==== Records for the exercise

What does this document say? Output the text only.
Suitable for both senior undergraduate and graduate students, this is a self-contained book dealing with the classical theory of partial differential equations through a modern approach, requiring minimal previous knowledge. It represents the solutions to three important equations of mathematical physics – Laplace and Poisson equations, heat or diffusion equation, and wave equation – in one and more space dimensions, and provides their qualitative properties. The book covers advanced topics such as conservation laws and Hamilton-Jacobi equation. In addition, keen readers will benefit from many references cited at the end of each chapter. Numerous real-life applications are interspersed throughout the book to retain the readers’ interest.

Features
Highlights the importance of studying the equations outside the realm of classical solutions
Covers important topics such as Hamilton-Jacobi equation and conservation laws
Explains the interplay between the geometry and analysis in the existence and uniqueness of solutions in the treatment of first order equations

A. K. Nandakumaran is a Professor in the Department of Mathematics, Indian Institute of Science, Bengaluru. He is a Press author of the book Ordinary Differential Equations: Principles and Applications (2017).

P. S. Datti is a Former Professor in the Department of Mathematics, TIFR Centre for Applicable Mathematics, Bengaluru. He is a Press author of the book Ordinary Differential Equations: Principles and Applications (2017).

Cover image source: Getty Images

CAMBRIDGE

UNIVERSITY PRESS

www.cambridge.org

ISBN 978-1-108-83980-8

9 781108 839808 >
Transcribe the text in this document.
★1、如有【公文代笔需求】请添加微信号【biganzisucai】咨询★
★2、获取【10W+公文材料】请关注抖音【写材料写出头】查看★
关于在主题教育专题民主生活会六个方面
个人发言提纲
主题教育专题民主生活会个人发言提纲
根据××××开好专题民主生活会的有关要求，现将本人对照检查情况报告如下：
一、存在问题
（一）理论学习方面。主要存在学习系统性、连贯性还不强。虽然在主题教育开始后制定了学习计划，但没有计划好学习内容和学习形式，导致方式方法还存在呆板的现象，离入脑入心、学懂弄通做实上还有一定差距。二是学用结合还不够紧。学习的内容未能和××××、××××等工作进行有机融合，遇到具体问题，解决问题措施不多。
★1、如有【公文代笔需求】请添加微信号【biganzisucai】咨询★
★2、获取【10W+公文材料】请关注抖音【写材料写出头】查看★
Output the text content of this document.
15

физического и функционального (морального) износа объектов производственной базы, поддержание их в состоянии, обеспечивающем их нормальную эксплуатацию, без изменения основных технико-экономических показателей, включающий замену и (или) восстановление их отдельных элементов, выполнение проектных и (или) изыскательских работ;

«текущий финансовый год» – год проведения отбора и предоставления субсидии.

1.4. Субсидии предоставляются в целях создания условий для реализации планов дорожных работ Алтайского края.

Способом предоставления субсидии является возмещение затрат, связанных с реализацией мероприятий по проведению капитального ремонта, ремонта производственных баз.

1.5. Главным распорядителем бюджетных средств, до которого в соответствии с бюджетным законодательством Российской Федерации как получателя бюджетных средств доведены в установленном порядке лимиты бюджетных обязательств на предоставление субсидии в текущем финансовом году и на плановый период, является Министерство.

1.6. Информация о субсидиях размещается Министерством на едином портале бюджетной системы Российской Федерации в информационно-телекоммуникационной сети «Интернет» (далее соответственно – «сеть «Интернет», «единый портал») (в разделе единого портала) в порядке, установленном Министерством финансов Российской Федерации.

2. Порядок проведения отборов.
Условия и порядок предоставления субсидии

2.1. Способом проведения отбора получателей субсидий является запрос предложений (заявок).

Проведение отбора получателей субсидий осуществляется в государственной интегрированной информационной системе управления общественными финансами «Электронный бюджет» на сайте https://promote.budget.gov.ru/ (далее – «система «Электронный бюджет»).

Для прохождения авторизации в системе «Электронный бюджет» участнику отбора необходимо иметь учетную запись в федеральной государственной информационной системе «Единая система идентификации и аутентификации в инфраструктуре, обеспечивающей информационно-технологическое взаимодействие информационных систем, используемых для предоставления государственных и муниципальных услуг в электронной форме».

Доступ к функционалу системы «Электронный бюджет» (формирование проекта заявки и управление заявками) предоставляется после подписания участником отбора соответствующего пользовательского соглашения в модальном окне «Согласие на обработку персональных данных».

========

- _Given exercise_
Gather and copy every line of the data in which the string "important" is found.

- _Written response_
Suitable for both senior undergraduate and graduate students, this is a self-contained book dealing with the classical theory of partial differential equations through a modern approach, requiring minimal previous knowledge. It represents the solutions to three important equations of mathematical physics – Laplace and Poisson equations, heat or diffusion equation, and wave equation – in one and more space dimensions, and provides their qualitative properties. The book covers advanced topics such as conservation laws and Hamilton-Jacobi equation. In addition, keen readers will benefit from many references cited at the end of each chapter. Numerous real-life applications are interspersed throughout the book to retain the readers’ interest.
Covers important topics such as Hamilton-Jacobi equation and conservation laws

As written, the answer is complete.